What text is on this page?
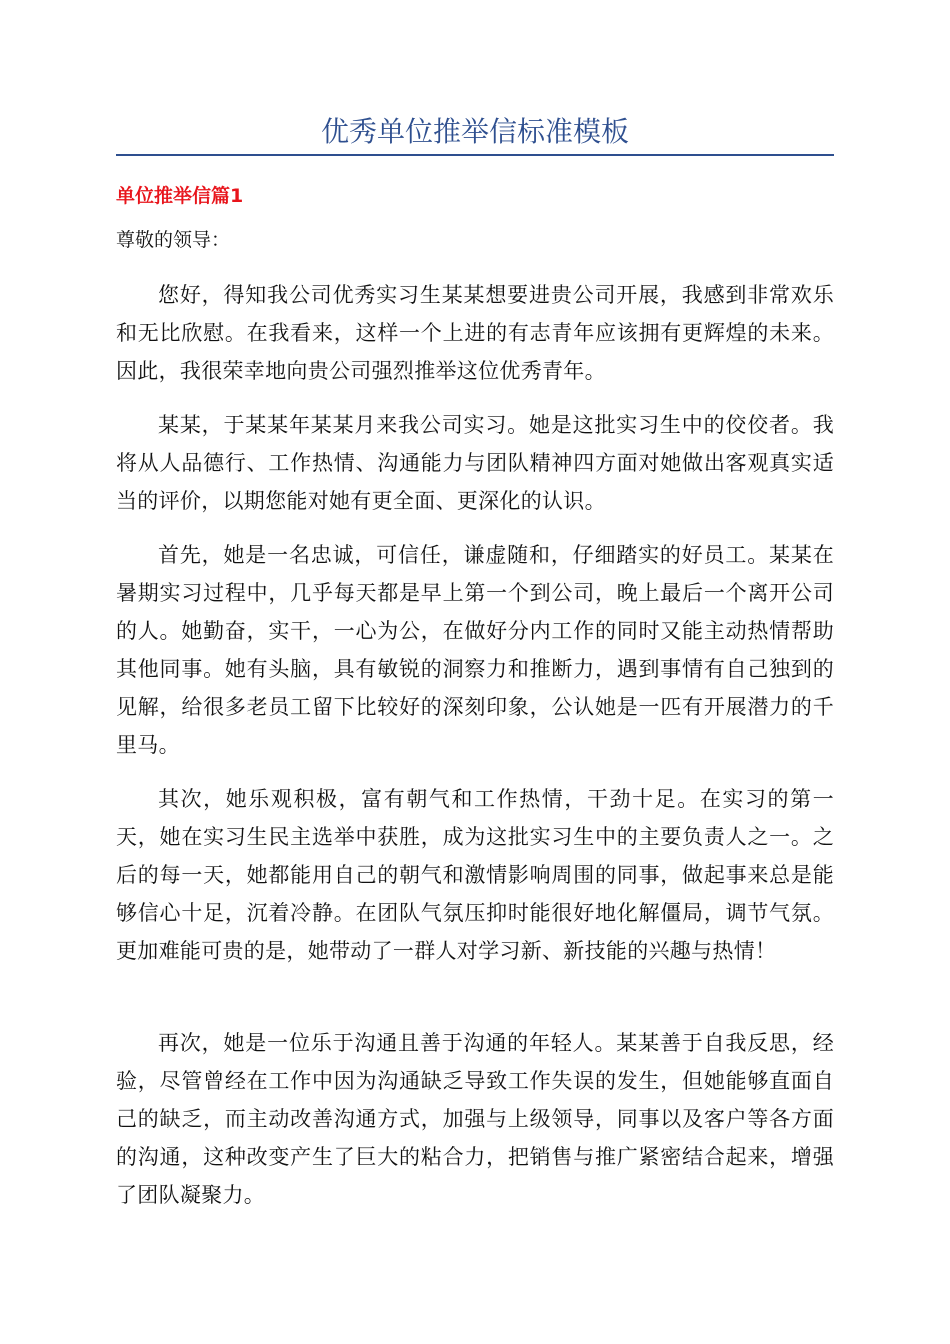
优秀单位推举信标准模板
单位推举信篇1

尊敬的领导：

您好，得知我公司优秀实习生某某想要进贵公司开展，我感到非常欢乐和无比欣慰。在我看来，这样一个上进的有志青年应该拥有更辉煌的未来。因此，我很荣幸地向贵公司强烈推举这位优秀青年。

某某，于某某年某某月来我公司实习。她是这批实习生中的佼佼者。我将从人品德行、工作热情、沟通能力与团队精神四方面对她做出客观真实适当的评价，以期您能对她有更全面、更深化的认识。

首先，她是一名忠诚，可信任，谦虚随和，仔细踏实的好员工。某某在暑期实习过程中，几乎每天都是早上第一个到公司，晚上最后一个离开公司的人。她勤奋，实干，一心为公，在做好分内工作的同时又能主动热情帮助其他同事。她有头脑，具有敏锐的洞察力和推断力，遇到事情有自己独到的见解，给很多老员工留下比较好的深刻印象，公认她是一匹有开展潜力的千里马。

其次，她乐观积极，富有朝气和工作热情，干劲十足。在实习的第一天，她在实习生民主选举中获胜，成为这批实习生中的主要负责人之一。之后的每一天，她都能用自己的朝气和激情影响周围的同事，做起事来总是能够信心十足，沉着冷静。在团队气氛压抑时能很好地化解僵局，调节气氛。更加难能可贵的是，她带动了一群人对学习新、新技能的兴趣与热情！

再次，她是一位乐于沟通且善于沟通的年轻人。某某善于自我反思，经验，尽管曾经在工作中因为沟通缺乏导致工作失误的发生，但她能够直面自己的缺乏，而主动改善沟通方式，加强与上级领导，同事以及客户等各方面的沟通，这种改变产生了巨大的粘合力，把销售与推广紧密结合起来，增强了团队凝聚力。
______
■ **Exercise directions**: Repeat the listing in full and exactly. Do not include any images.

■ **Solution to this task**:
What text is on this page?
优秀单位推举信标准模板
单位推举信篇1

尊敬的领导：

您好，得知我公司优秀实习生某某想要进贵公司开展，我感到非常欢乐和无比欣慰。在我看来，这样一个上进的有志青年应该拥有更辉煌的未来。因此，我很荣幸地向贵公司强烈推举这位优秀青年。

某某，于某某年某某月来我公司实习。她是这批实习生中的佼佼者。我将从人品德行、工作热情、沟通能力与团队精神四方面对她做出客观真实适当的评价，以期您能对她有更全面、更深化的认识。

首先，她是一名忠诚，可信任，谦虚随和，仔细踏实的好员工。某某在暑期实习过程中，几乎每天都是早上第一个到公司，晚上最后一个离开公司的人。她勤奋，实干，一心为公，在做好分内工作的同时又能主动热情帮助其他同事。她有头脑，具有敏锐的洞察力和推断力，遇到事情有自己独到的见解，给很多老员工留下比较好的深刻印象，公认她是一匹有开展潜力的千里马。

其次，她乐观积极，富有朝气和工作热情，干劲十足。在实习的第一天，她在实习生民主选举中获胜，成为这批实习生中的主要负责人之一。之后的每一天，她都能用自己的朝气和激情影响周围的同事，做起事来总是能够信心十足，沉着冷静。在团队气氛压抑时能很好地化解僵局，调节气氛。更加难能可贵的是，她带动了一群人对学习新、新技能的兴趣与热情！

再次，她是一位乐于沟通且善于沟通的年轻人。某某善于自我反思，经验，尽管曾经在工作中因为沟通缺乏导致工作失误的发生，但她能够直面自己的缺乏，而主动改善沟通方式，加强与上级领导，同事以及客户等各方面的沟通，这种改变产生了巨大的粘合力，把销售与推广紧密结合起来，增强了团队凝聚力。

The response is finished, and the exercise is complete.